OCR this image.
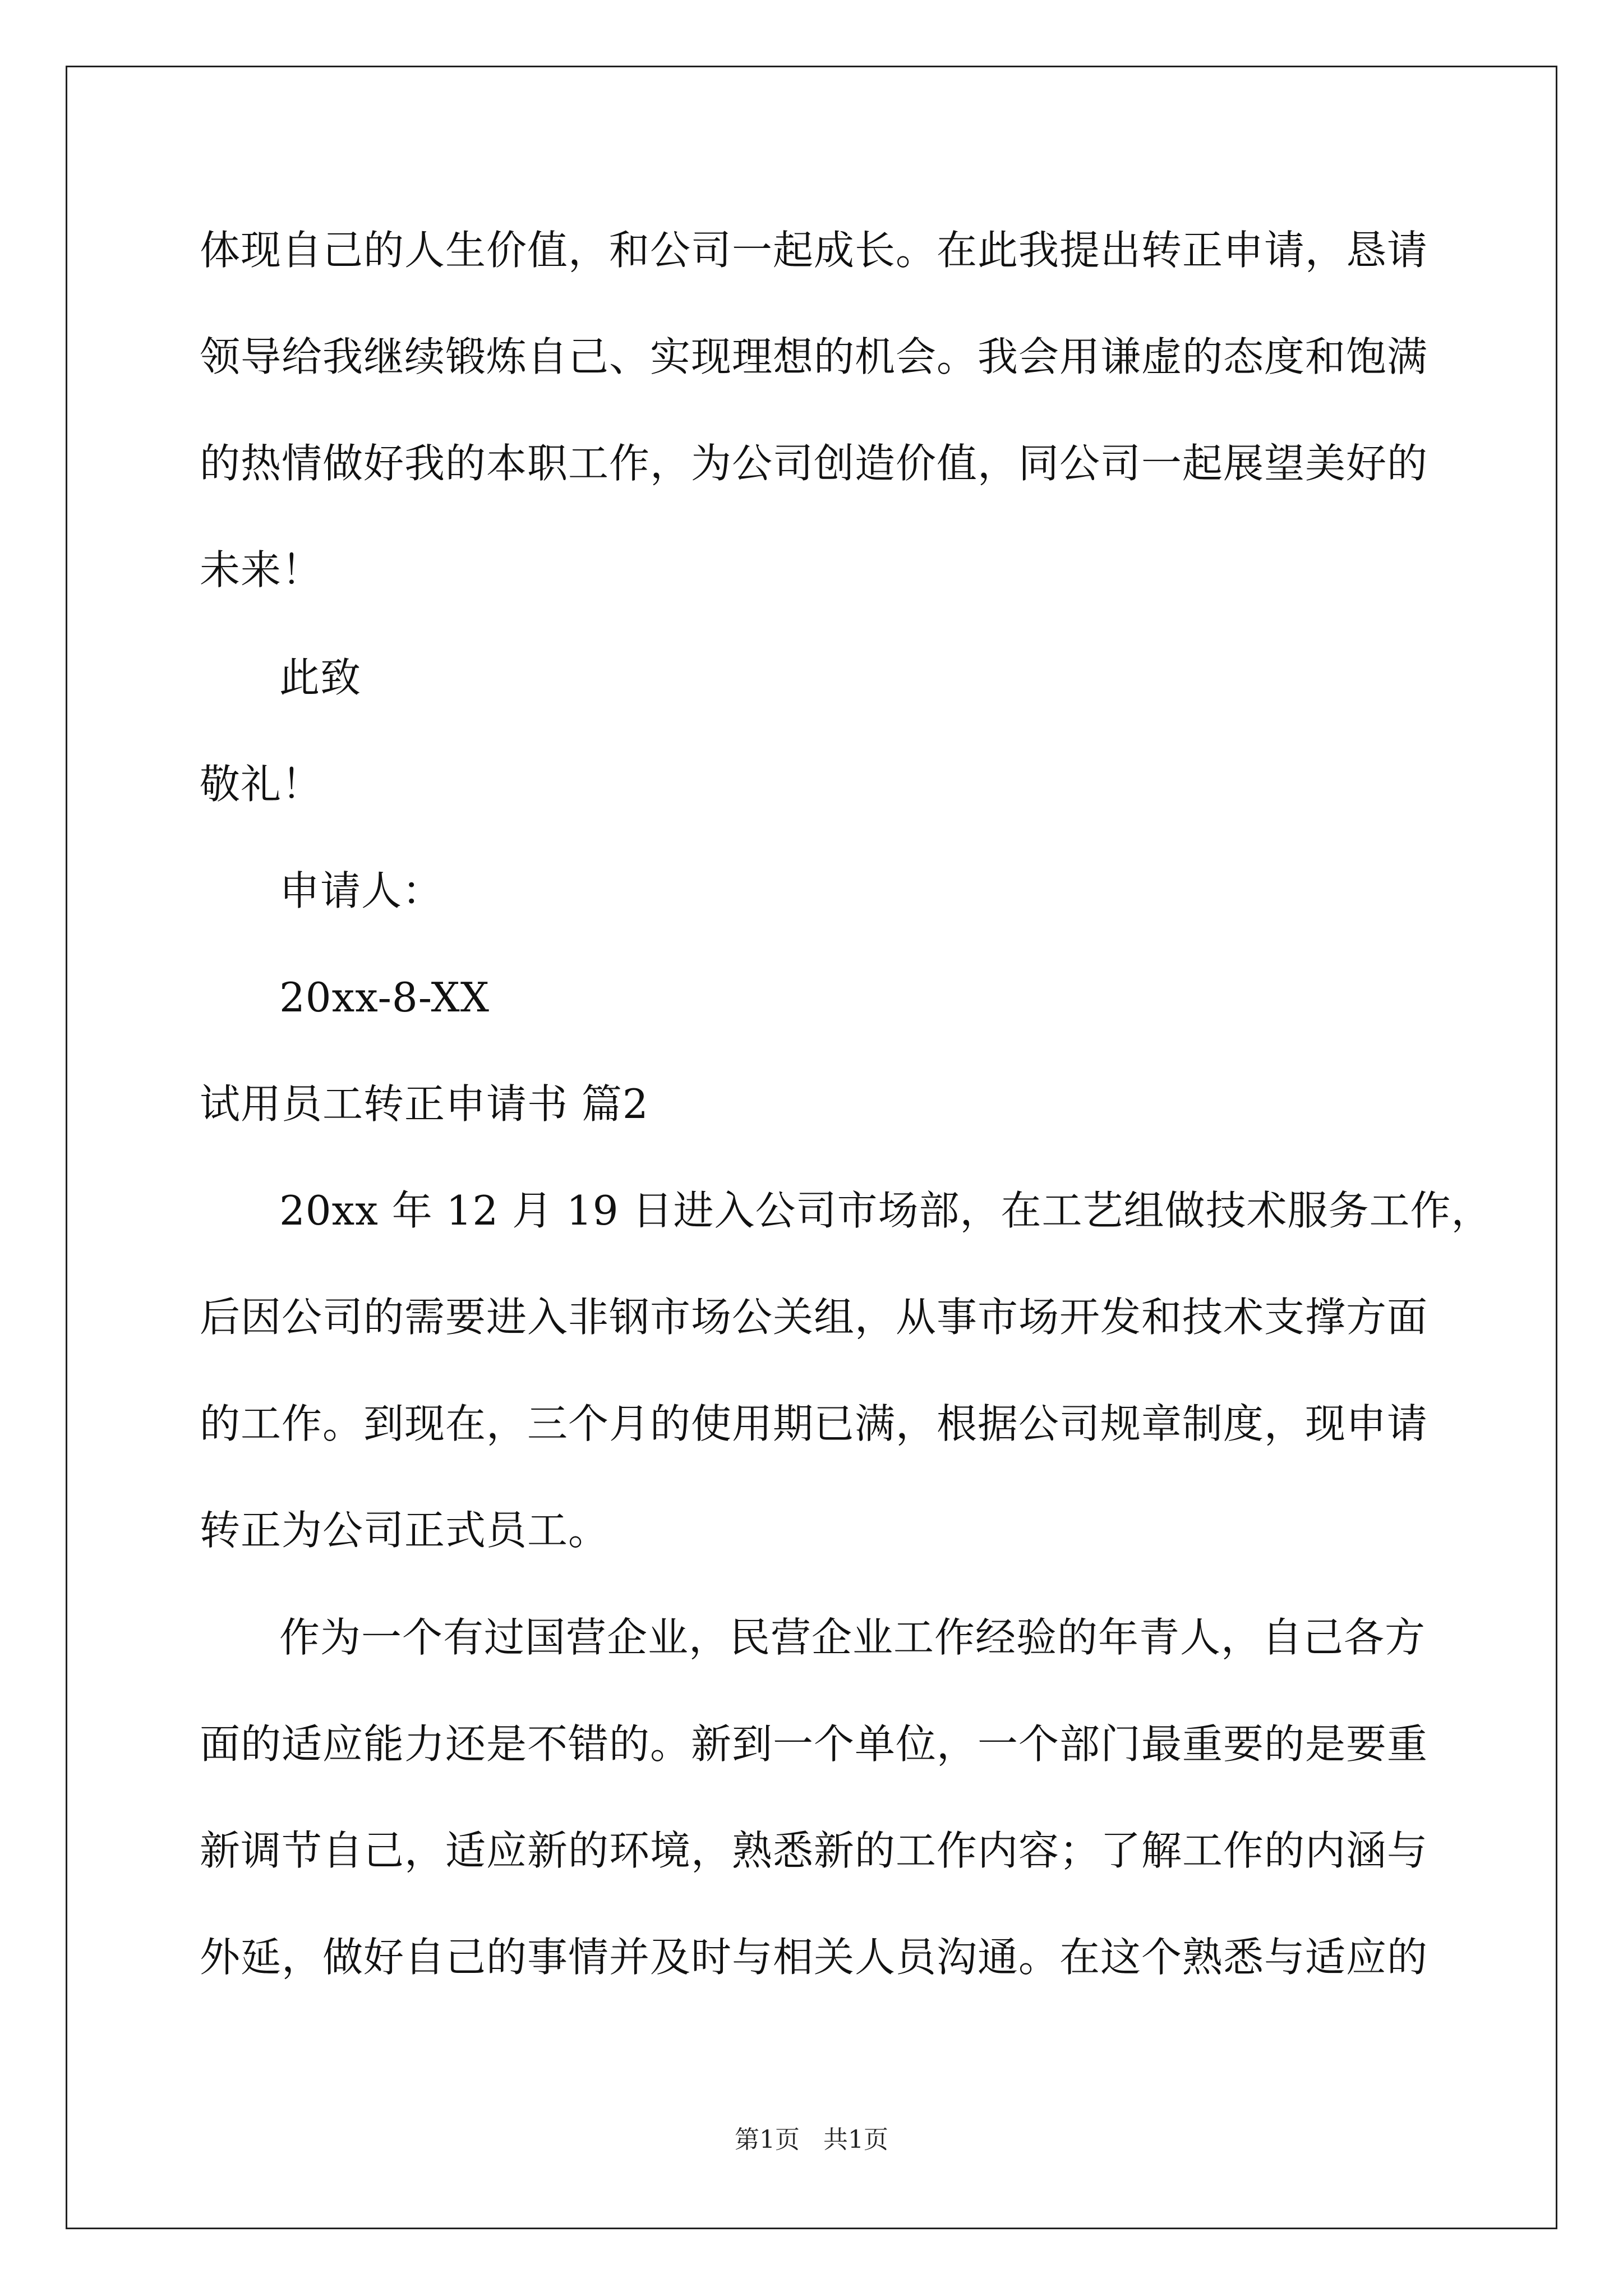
体现自己的人生价值，和公司一起成长。在此我提出转正申请，恳请
领导给我继续锻炼自己、实现理想的机会。我会用谦虚的态度和饱满
的热情做好我的本职工作，为公司创造价值，同公司一起展望美好的
未来！
此致
敬礼！
申请人：
20xx-8-XX
试用员工转正申请书 篇2
20xx 年 12 月 19 日进入公司市场部，在工艺组做技术服务工作，
后因公司的需要进入非钢市场公关组，从事市场开发和技术支撑方面
的工作。到现在，三个月的使用期已满，根据公司规章制度，现申请
转正为公司正式员工。
作为一个有过国营企业，民营企业工作经验的年青人，自己各方
面的适应能力还是不错的。新到一个单位，一个部门最重要的是要重
新调节自己，适应新的环境，熟悉新的工作内容；了解工作的内涵与
外延，做好自己的事情并及时与相关人员沟通。在这个熟悉与适应的
第1页   共1页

_The exercise_
Leaving all pictures aside, quote each record exactly.

_Answer to the problem_
OCR this image.
体现自己的人生价值，和公司一起成长。在此我提出转正申请，恳请
领导给我继续锻炼自己、实现理想的机会。我会用谦虚的态度和饱满
的热情做好我的本职工作，为公司创造价值，同公司一起展望美好的
未来！
此致
敬礼！
申请人：
20xx-8-XX
试用员工转正申请书 篇2
20xx 年 12 月 19 日进入公司市场部，在工艺组做技术服务工作，
后因公司的需要进入非钢市场公关组，从事市场开发和技术支撑方面
的工作。到现在，三个月的使用期已满，根据公司规章制度，现申请
转正为公司正式员工。
作为一个有过国营企业，民营企业工作经验的年青人，自己各方
面的适应能力还是不错的。新到一个单位，一个部门最重要的是要重
新调节自己，适应新的环境，熟悉新的工作内容；了解工作的内涵与
外延，做好自己的事情并及时与相关人员沟通。在这个熟悉与适应的
第1页   共1页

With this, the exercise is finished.